Task to complete:
Images are excluded; otherwise, output every record exactly.

----- Supplied records -----

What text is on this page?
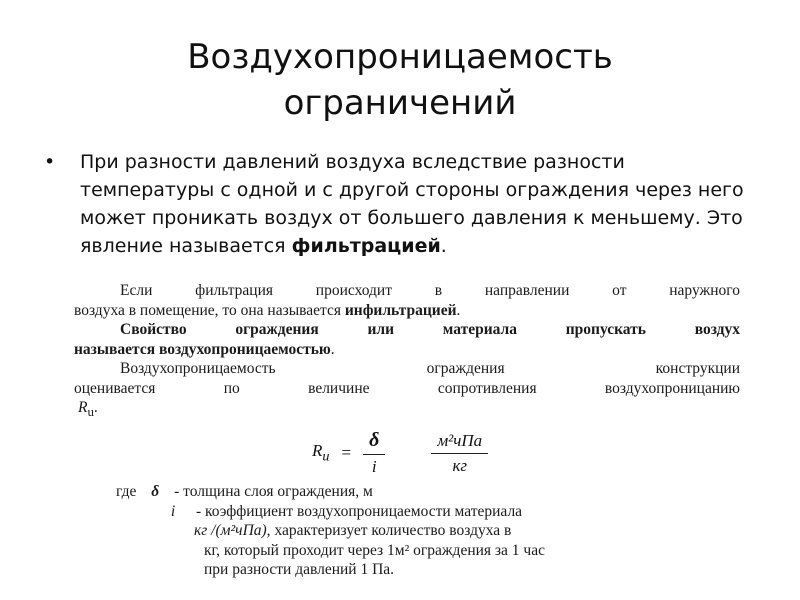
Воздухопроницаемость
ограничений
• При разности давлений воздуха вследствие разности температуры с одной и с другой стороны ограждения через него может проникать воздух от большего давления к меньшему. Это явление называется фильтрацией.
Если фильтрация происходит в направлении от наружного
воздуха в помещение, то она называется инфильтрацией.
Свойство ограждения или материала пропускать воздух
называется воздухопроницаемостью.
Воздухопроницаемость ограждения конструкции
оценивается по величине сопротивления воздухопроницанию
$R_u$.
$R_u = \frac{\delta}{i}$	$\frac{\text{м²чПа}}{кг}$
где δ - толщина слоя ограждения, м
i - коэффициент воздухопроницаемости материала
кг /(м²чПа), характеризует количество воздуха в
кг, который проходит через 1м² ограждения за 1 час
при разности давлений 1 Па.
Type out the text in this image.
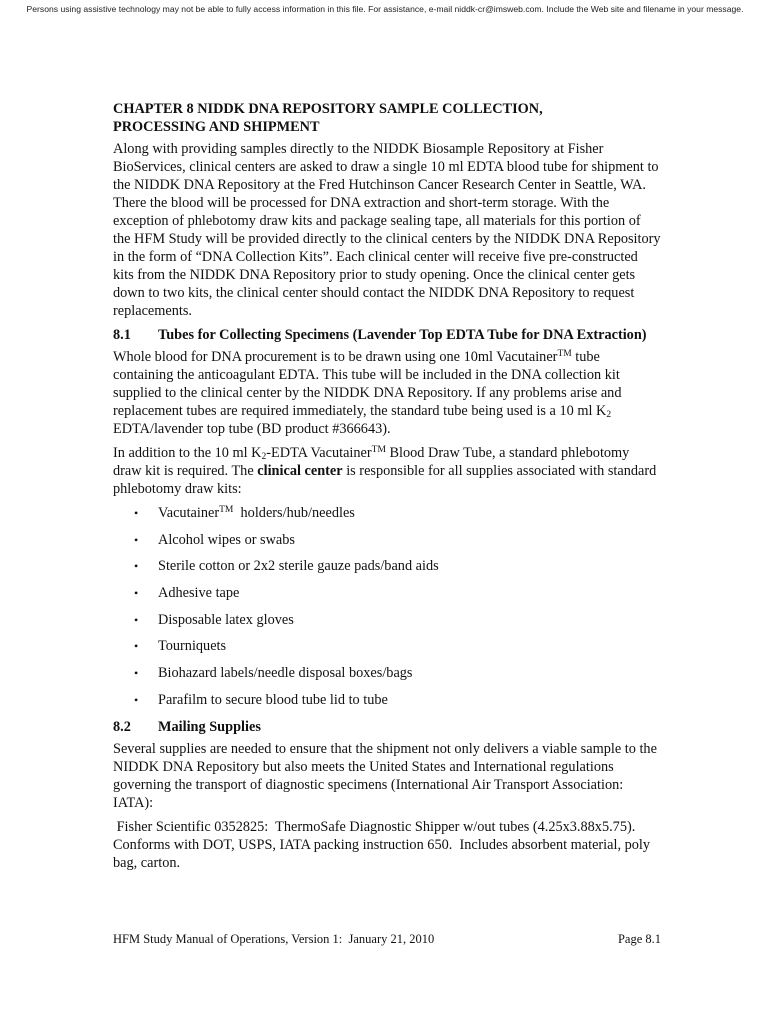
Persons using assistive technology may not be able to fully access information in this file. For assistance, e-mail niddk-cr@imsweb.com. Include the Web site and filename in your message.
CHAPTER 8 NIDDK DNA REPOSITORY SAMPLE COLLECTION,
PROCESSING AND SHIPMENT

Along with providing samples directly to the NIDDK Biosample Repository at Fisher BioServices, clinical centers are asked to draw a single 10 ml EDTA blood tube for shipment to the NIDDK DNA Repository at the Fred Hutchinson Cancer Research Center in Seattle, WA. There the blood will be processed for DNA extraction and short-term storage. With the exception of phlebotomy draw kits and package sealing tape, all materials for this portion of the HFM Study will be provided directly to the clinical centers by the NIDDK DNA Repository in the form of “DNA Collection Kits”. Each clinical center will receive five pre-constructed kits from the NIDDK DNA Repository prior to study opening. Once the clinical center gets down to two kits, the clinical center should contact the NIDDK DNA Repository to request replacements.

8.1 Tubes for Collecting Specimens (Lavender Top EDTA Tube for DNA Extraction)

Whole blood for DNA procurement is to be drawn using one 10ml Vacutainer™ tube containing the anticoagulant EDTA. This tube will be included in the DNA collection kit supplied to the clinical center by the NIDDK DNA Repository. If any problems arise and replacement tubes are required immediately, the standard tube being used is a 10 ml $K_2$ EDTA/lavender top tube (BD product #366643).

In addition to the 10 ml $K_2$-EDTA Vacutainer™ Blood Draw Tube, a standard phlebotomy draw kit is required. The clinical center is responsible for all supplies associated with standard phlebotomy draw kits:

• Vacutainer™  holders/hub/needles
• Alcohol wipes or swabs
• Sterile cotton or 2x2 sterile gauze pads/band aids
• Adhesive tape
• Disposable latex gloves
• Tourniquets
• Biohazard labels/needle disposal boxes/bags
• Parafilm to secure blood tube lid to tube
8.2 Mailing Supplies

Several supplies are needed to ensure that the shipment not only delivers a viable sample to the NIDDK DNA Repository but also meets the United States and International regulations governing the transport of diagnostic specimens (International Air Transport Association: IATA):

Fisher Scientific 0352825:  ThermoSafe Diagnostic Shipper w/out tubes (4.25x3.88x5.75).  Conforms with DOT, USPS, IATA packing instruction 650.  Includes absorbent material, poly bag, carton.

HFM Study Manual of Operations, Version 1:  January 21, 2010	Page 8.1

-----

Output below:
What text is on this page?
Воздухопроницаемость
ограничений
• При разности давлений воздуха вследствие разности температуры с одной и с другой стороны ограждения через него может проникать воздух от большего давления к меньшему. Это явление называется фильтрацией.
Если фильтрация происходит в направлении от наружного
воздуха в помещение, то она называется инфильтрацией.
Свойство ограждения или материала пропускать воздух
называется воздухопроницаемостью.
Воздухопроницаемость ограждения конструкции
оценивается по величине сопротивления воздухопроницанию
$R_u$.
$R_u = \frac{\delta}{i}$	$\frac{\text{м²чПа}}{кг}$
где δ - толщина слоя ограждения, м
i - коэффициент воздухопроницаемости материала
кг /(м²чПа), характеризует количество воздуха в
кг, который проходит через 1м² ограждения за 1 час
при разности давлений 1 Па.
Type out the text in this image.
Persons using assistive technology may not be able to fully access information in this file. For assistance, e-mail niddk-cr@imsweb.com. Include the Web site and filename in your message.
CHAPTER 8 NIDDK DNA REPOSITORY SAMPLE COLLECTION,
PROCESSING AND SHIPMENT

Along with providing samples directly to the NIDDK Biosample Repository at Fisher BioServices, clinical centers are asked to draw a single 10 ml EDTA blood tube for shipment to the NIDDK DNA Repository at the Fred Hutchinson Cancer Research Center in Seattle, WA. There the blood will be processed for DNA extraction and short-term storage. With the exception of phlebotomy draw kits and package sealing tape, all materials for this portion of the HFM Study will be provided directly to the clinical centers by the NIDDK DNA Repository in the form of “DNA Collection Kits”. Each clinical center will receive five pre-constructed kits from the NIDDK DNA Repository prior to study opening. Once the clinical center gets down to two kits, the clinical center should contact the NIDDK DNA Repository to request replacements.

8.1 Tubes for Collecting Specimens (Lavender Top EDTA Tube for DNA Extraction)

Whole blood for DNA procurement is to be drawn using one 10ml Vacutainer™ tube containing the anticoagulant EDTA. This tube will be included in the DNA collection kit supplied to the clinical center by the NIDDK DNA Repository. If any problems arise and replacement tubes are required immediately, the standard tube being used is a 10 ml $K_2$ EDTA/lavender top tube (BD product #366643).

In addition to the 10 ml $K_2$-EDTA Vacutainer™ Blood Draw Tube, a standard phlebotomy draw kit is required. The clinical center is responsible for all supplies associated with standard phlebotomy draw kits:

• Vacutainer™  holders/hub/needles
• Alcohol wipes or swabs
• Sterile cotton or 2x2 sterile gauze pads/band aids
• Adhesive tape
• Disposable latex gloves
• Tourniquets
• Biohazard labels/needle disposal boxes/bags
• Parafilm to secure blood tube lid to tube
8.2 Mailing Supplies

Several supplies are needed to ensure that the shipment not only delivers a viable sample to the NIDDK DNA Repository but also meets the United States and International regulations governing the transport of diagnostic specimens (International Air Transport Association: IATA):

Fisher Scientific 0352825:  ThermoSafe Diagnostic Shipper w/out tubes (4.25x3.88x5.75).  Conforms with DOT, USPS, IATA packing instruction 650.  Includes absorbent material, poly bag, carton.

HFM Study Manual of Operations, Version 1:  January 21, 2010	Page 8.1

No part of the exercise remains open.